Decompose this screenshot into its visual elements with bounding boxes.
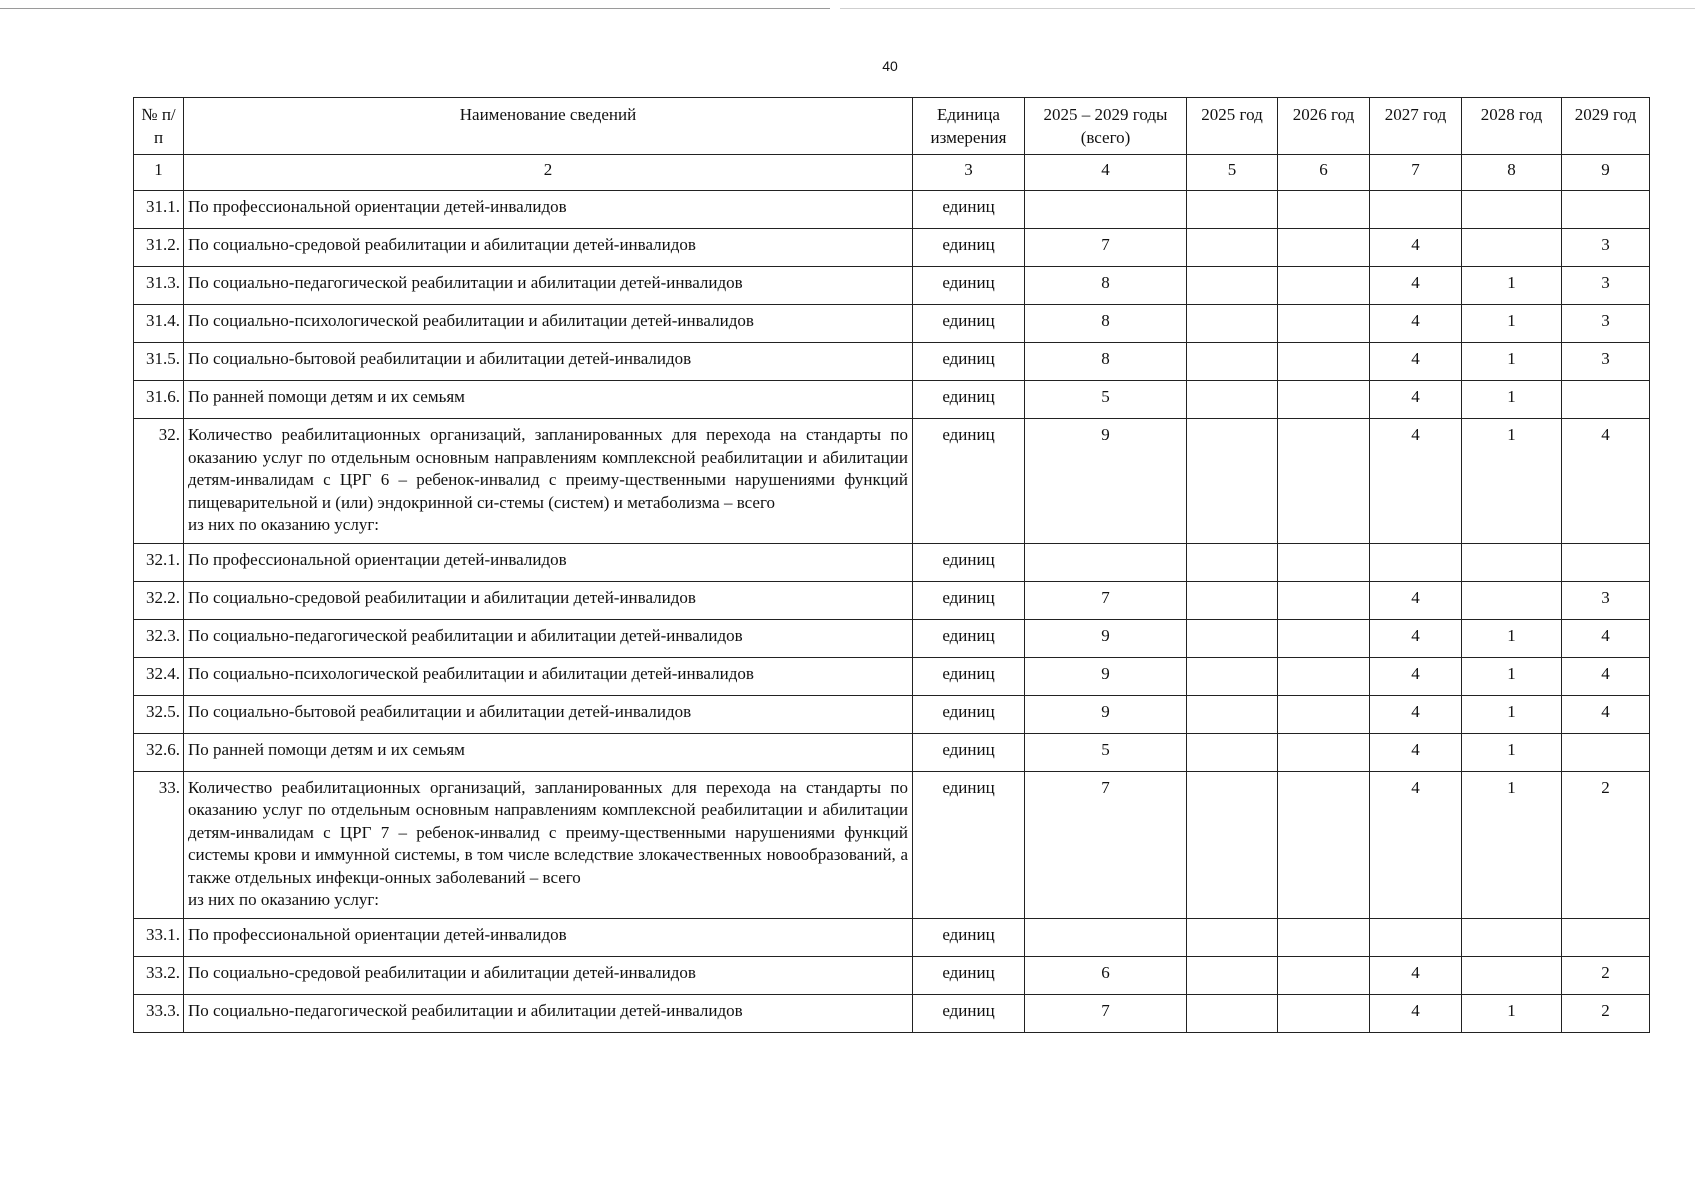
row-name: [184, 619, 913, 657]
table-row: [134, 619, 1650, 657]
row-name-text: По социально-педагогической реабилитации и абилитации детей-инвалидов: [188, 1000, 743, 1020]
row-name-text: По ранней помощи детям и их семьям: [188, 387, 465, 406]
column-number: 1: [134, 155, 184, 191]
row-name: [184, 695, 913, 733]
row-name-text: По социально-бытовой реабилитации и абилитации детей-инвалидов: [188, 701, 692, 721]
row-value-2028: [1462, 956, 1562, 994]
row-value-2026: [1278, 771, 1370, 918]
row-name-text: Количество реабилитационных организаций, запланированных для перехода на стандарты по оказанию услуг по отдельным основным направлениям комплексной реабилитации и абилитации детям-инвалидам с ЦРГ 6 – ребенок-инвалид с преиму-щественными нарушениями функций пищеварительной и (или) эндокринной си-стемы (систем) и метаболизма – всего: [188, 425, 908, 512]
row-value-2028: 1: [1462, 657, 1562, 695]
table-row: [134, 229, 1650, 267]
table-row: [134, 956, 1650, 994]
row-value-2028: 1: [1462, 267, 1562, 305]
row-unit: единиц: [913, 267, 1025, 305]
row-unit: единиц: [913, 343, 1025, 381]
row-name-text: По социально-средовой реабилитации и абилитации детей-инвалидов: [188, 962, 696, 982]
row-value-2029: [1562, 733, 1650, 771]
row-value-2026: [1278, 419, 1370, 544]
row-value-2029: 4: [1562, 695, 1650, 733]
row-value-2029: 4: [1562, 657, 1650, 695]
row-name-text: По социально-средовой реабилитации и абилитации детей-инвалидов: [188, 587, 696, 607]
table-row: [134, 381, 1650, 419]
row-value-2028: [1462, 543, 1562, 581]
row-value-2027: 4: [1370, 343, 1462, 381]
row-value-2026: [1278, 305, 1370, 343]
row-value-2028: 1: [1462, 381, 1562, 419]
column-number: 8: [1462, 155, 1562, 191]
row-unit: единиц: [913, 305, 1025, 343]
column-number: 6: [1278, 155, 1370, 191]
header-number: № п/п: [134, 98, 184, 155]
row-value-2027: [1370, 191, 1462, 229]
row-value-2025: [1187, 695, 1278, 733]
row-value-2028: 1: [1462, 994, 1562, 1032]
row-number: 31.3.: [134, 267, 184, 305]
row-total: 7: [1025, 581, 1187, 619]
row-number: 32.4.: [134, 657, 184, 695]
row-unit: единиц: [913, 229, 1025, 267]
row-unit: единиц: [913, 419, 1025, 544]
row-value-2028: [1462, 191, 1562, 229]
column-number: 2: [184, 155, 913, 191]
row-unit: единиц: [913, 381, 1025, 419]
row-total: 6: [1025, 956, 1187, 994]
table-row: [134, 267, 1650, 305]
row-value-2026: [1278, 343, 1370, 381]
row-value-2027: 4: [1370, 619, 1462, 657]
row-total: 8: [1025, 305, 1187, 343]
column-number-row: [134, 155, 1650, 191]
row-value-2027: 4: [1370, 733, 1462, 771]
row-value-2026: [1278, 994, 1370, 1032]
row-total: [1025, 918, 1187, 956]
row-number: 31.1.: [134, 191, 184, 229]
row-name: [184, 994, 913, 1032]
row-value-2028: 1: [1462, 419, 1562, 544]
row-value-2027: 4: [1370, 771, 1462, 918]
row-value-2027: 4: [1370, 267, 1462, 305]
row-name-text: Количество реабилитационных организаций, запланированных для перехода на стандарты по оказанию услуг по отдельным основным направлениям комплексной реабилитации и абилитации детям-инвалидам с ЦРГ 7 – ребенок-инвалид с преиму-щественными нарушениями функций системы крови и иммунной системы, в том числе вследствие злокачественных новообразований, а также отдельных инфекци-онных заболеваний – всего: [188, 777, 908, 887]
header-name: Наименование сведений: [184, 98, 913, 155]
row-name: [184, 543, 913, 581]
table-row: [134, 343, 1650, 381]
row-value-2029: [1562, 543, 1650, 581]
row-value-2026: [1278, 619, 1370, 657]
row-value-2027: [1370, 918, 1462, 956]
table-row: [134, 419, 1650, 544]
row-number: 31.4.: [134, 305, 184, 343]
row-unit: единиц: [913, 581, 1025, 619]
row-name-text: По социально-психологической реабилитации и абилитации детей-инвалидов: [188, 663, 754, 683]
row-value-2027: 4: [1370, 994, 1462, 1032]
row-name: [184, 229, 913, 267]
row-value-2025: [1187, 229, 1278, 267]
row-value-2025: [1187, 305, 1278, 343]
row-unit: единиц: [913, 994, 1025, 1032]
scan-edge-line: [0, 8, 830, 9]
row-value-2027: 4: [1370, 229, 1462, 267]
table-row: [134, 657, 1650, 695]
row-total: 9: [1025, 695, 1187, 733]
row-unit: единиц: [913, 771, 1025, 918]
row-value-2025: [1187, 657, 1278, 695]
scan-edge-line-faint: [840, 8, 1695, 9]
column-number: 5: [1187, 155, 1278, 191]
row-value-2026: [1278, 918, 1370, 956]
row-value-2026: [1278, 543, 1370, 581]
row-total: 7: [1025, 771, 1187, 918]
row-value-2027: [1370, 543, 1462, 581]
row-value-2029: 3: [1562, 581, 1650, 619]
row-name-text: По социально-бытовой реабилитации и абилитации детей-инвалидов: [188, 349, 692, 368]
row-value-2026: [1278, 695, 1370, 733]
row-number: 32.1.: [134, 543, 184, 581]
row-unit: единиц: [913, 657, 1025, 695]
row-value-2028: [1462, 581, 1562, 619]
table-row: [134, 994, 1650, 1032]
row-name: [184, 657, 913, 695]
column-number: 9: [1562, 155, 1650, 191]
row-value-2026: [1278, 267, 1370, 305]
row-value-2027: 4: [1370, 419, 1462, 544]
column-number: 3: [913, 155, 1025, 191]
table-row: [134, 695, 1650, 733]
table-row: [134, 918, 1650, 956]
row-number: 32.6.: [134, 733, 184, 771]
header-2026: 2026 год: [1278, 98, 1370, 155]
header-unit: Единица измерения: [913, 98, 1025, 155]
row-number: 33.1.: [134, 918, 184, 956]
row-unit: единиц: [913, 918, 1025, 956]
row-value-2026: [1278, 657, 1370, 695]
row-value-2028: 1: [1462, 305, 1562, 343]
row-value-2026: [1278, 956, 1370, 994]
row-name: [184, 733, 913, 771]
row-value-2025: [1187, 994, 1278, 1032]
header-2029: 2029 год: [1562, 98, 1650, 155]
row-value-2028: 1: [1462, 771, 1562, 918]
row-number: 33.: [134, 771, 184, 918]
row-name-text: По профессиональной ориентации детей-инвалидов: [188, 924, 567, 944]
row-name: [184, 956, 913, 994]
row-name: [184, 305, 913, 343]
column-number: 4: [1025, 155, 1187, 191]
row-value-2029: 3: [1562, 229, 1650, 267]
table-row: [134, 543, 1650, 581]
row-value-2029: 2: [1562, 771, 1650, 918]
row-value-2029: 4: [1562, 619, 1650, 657]
row-value-2025: [1187, 619, 1278, 657]
row-value-2029: [1562, 191, 1650, 229]
row-number: 32.5.: [134, 695, 184, 733]
row-name: [184, 267, 913, 305]
row-name: [184, 343, 913, 381]
row-unit: единиц: [913, 619, 1025, 657]
row-total: 9: [1025, 419, 1187, 544]
row-value-2027: 4: [1370, 695, 1462, 733]
row-subtitle: из них по оказанию услуг:: [188, 515, 380, 534]
row-value-2026: [1278, 191, 1370, 229]
row-value-2028: 1: [1462, 733, 1562, 771]
row-total: 7: [1025, 994, 1187, 1032]
row-name-text: По профессиональной ориентации детей-инвалидов: [188, 197, 567, 216]
row-unit: единиц: [913, 695, 1025, 733]
row-value-2027: 4: [1370, 956, 1462, 994]
row-total: 8: [1025, 343, 1187, 381]
row-value-2025: [1187, 956, 1278, 994]
row-value-2029: [1562, 381, 1650, 419]
row-total: [1025, 543, 1187, 581]
row-value-2025: [1187, 543, 1278, 581]
row-value-2025: [1187, 191, 1278, 229]
row-total: [1025, 191, 1187, 229]
row-value-2029: 2: [1562, 956, 1650, 994]
row-value-2029: 3: [1562, 305, 1650, 343]
row-unit: единиц: [913, 733, 1025, 771]
header-2028: 2028 год: [1462, 98, 1562, 155]
row-name: [184, 918, 913, 956]
row-value-2029: 4: [1562, 419, 1650, 544]
row-number: 32.3.: [134, 619, 184, 657]
row-number: 31.6.: [134, 381, 184, 419]
row-number: 33.3.: [134, 994, 184, 1032]
table-row: [134, 581, 1650, 619]
row-name: [184, 419, 913, 544]
row-number: 33.2.: [134, 956, 184, 994]
row-value-2029: 3: [1562, 343, 1650, 381]
header-2025: 2025 год: [1187, 98, 1278, 155]
row-value-2026: [1278, 581, 1370, 619]
row-value-2026: [1278, 381, 1370, 419]
row-value-2027: 4: [1370, 657, 1462, 695]
row-value-2026: [1278, 733, 1370, 771]
row-total: 7: [1025, 229, 1187, 267]
row-name: [184, 191, 913, 229]
row-name-text: По социально-средовой реабилитации и абилитации детей-инвалидов: [188, 235, 696, 254]
row-unit: единиц: [913, 543, 1025, 581]
row-total: 5: [1025, 381, 1187, 419]
table-row: [134, 305, 1650, 343]
page-number: 40: [882, 58, 898, 74]
row-value-2025: [1187, 381, 1278, 419]
row-value-2029: 2: [1562, 994, 1650, 1032]
row-value-2029: 3: [1562, 267, 1650, 305]
table-row: [134, 771, 1650, 918]
row-number: 31.2.: [134, 229, 184, 267]
row-number: 32.: [134, 419, 184, 544]
row-value-2029: [1562, 918, 1650, 956]
header-2027: 2027 год: [1370, 98, 1462, 155]
row-name-text: По социально-педагогической реабилитации и абилитации детей-инвалидов: [188, 273, 743, 292]
row-value-2025: [1187, 267, 1278, 305]
row-value-2028: 1: [1462, 343, 1562, 381]
table-header-row: [134, 98, 1650, 155]
row-value-2025: [1187, 771, 1278, 918]
row-total: 9: [1025, 657, 1187, 695]
row-value-2026: [1278, 229, 1370, 267]
table-row: [134, 733, 1650, 771]
row-total: 9: [1025, 619, 1187, 657]
row-value-2028: [1462, 918, 1562, 956]
data-table: [133, 97, 1650, 1033]
row-value-2025: [1187, 343, 1278, 381]
row-value-2027: 4: [1370, 381, 1462, 419]
header-total: 2025 – 2029 годы (всего): [1025, 98, 1187, 155]
column-number: 7: [1370, 155, 1462, 191]
row-name-text: По профессиональной ориентации детей-инвалидов: [188, 549, 567, 569]
row-subtitle: из них по оказанию услуг:: [188, 890, 380, 909]
row-value-2028: [1462, 229, 1562, 267]
row-value-2025: [1187, 733, 1278, 771]
row-total: 5: [1025, 733, 1187, 771]
row-number: 32.2.: [134, 581, 184, 619]
row-unit: единиц: [913, 191, 1025, 229]
row-name-text: По социально-педагогической реабилитации и абилитации детей-инвалидов: [188, 625, 743, 645]
row-name-text: По социально-психологической реабилитации и абилитации детей-инвалидов: [188, 311, 754, 330]
row-total: 8: [1025, 267, 1187, 305]
row-value-2025: [1187, 918, 1278, 956]
row-number: 31.5.: [134, 343, 184, 381]
row-value-2025: [1187, 419, 1278, 544]
row-value-2027: 4: [1370, 581, 1462, 619]
table-row: [134, 191, 1650, 229]
row-value-2027: 4: [1370, 305, 1462, 343]
row-name: [184, 581, 913, 619]
row-value-2025: [1187, 581, 1278, 619]
row-name-text: По ранней помощи детям и их семьям: [188, 739, 465, 759]
row-name: [184, 381, 913, 419]
row-name: [184, 771, 913, 918]
row-value-2028: 1: [1462, 619, 1562, 657]
row-value-2028: 1: [1462, 695, 1562, 733]
row-unit: единиц: [913, 956, 1025, 994]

-=-=-=-=-

### WORK TO COMPLETE
Copy out the stretch of the material from the line containing "row-name: [184, 619, 913, 657]" through the line containing "column-number: 2: [184, 155, 913, 191]", both ends included.

### EXERCISE RESPONSE
row-name: [184, 619, 913, 657]
table-row: [134, 619, 1650, 657]
row-name-text: По социально-педагогической реабилитации и абилитации детей-инвалидов: [188, 1000, 743, 1020]
row-name-text: По ранней помощи детям и их семьям: [188, 387, 465, 406]
column-number: 1: [134, 155, 184, 191]
row-name: [184, 695, 913, 733]
row-name-text: По социально-бытовой реабилитации и абилитации детей-инвалидов: [188, 701, 692, 721]
row-value-2028: [1462, 956, 1562, 994]
row-value-2026: [1278, 771, 1370, 918]
row-name-text: Количество реабилитационных организаций, запланированных для перехода на стандарты по оказанию услуг по отдельным основным направлениям комплексной реабилитации и абилитации детям-инвалидам с ЦРГ 6 – ребенок-инвалид с преиму-щественными нарушениями функций пищеварительной и (или) эндокринной си-стемы (систем) и метаболизма – всего: [188, 425, 908, 512]
row-value-2028: 1: [1462, 657, 1562, 695]
table-row: [134, 229, 1650, 267]
table-row: [134, 956, 1650, 994]
row-value-2028: 1: [1462, 267, 1562, 305]
row-unit: единиц: [913, 267, 1025, 305]
row-unit: единиц: [913, 343, 1025, 381]
row-name-text: По социально-средовой реабилитации и абилитации детей-инвалидов: [188, 962, 696, 982]
row-value-2029: [1562, 733, 1650, 771]
row-value-2026: [1278, 419, 1370, 544]
row-value-2029: 4: [1562, 695, 1650, 733]
row-value-2029: 4: [1562, 657, 1650, 695]
row-name-text: По социально-средовой реабилитации и абилитации детей-инвалидов: [188, 587, 696, 607]
table-row: [134, 381, 1650, 419]
row-value-2028: [1462, 543, 1562, 581]
row-value-2027: 4: [1370, 343, 1462, 381]
row-value-2026: [1278, 305, 1370, 343]
row-value-2028: 1: [1462, 381, 1562, 419]
column-number: 8: [1462, 155, 1562, 191]
row-unit: единиц: [913, 305, 1025, 343]
column-number: 6: [1278, 155, 1370, 191]
header-number: № п/п: [134, 98, 184, 155]
row-value-2027: [1370, 191, 1462, 229]
row-value-2025: [1187, 695, 1278, 733]
row-value-2028: 1: [1462, 994, 1562, 1032]
row-number: 31.3.: [134, 267, 184, 305]
row-total: 7: [1025, 581, 1187, 619]
row-number: 32.4.: [134, 657, 184, 695]
row-unit: единиц: [913, 229, 1025, 267]
row-unit: единиц: [913, 419, 1025, 544]
row-value-2028: [1462, 191, 1562, 229]
column-number: 2: [184, 155, 913, 191]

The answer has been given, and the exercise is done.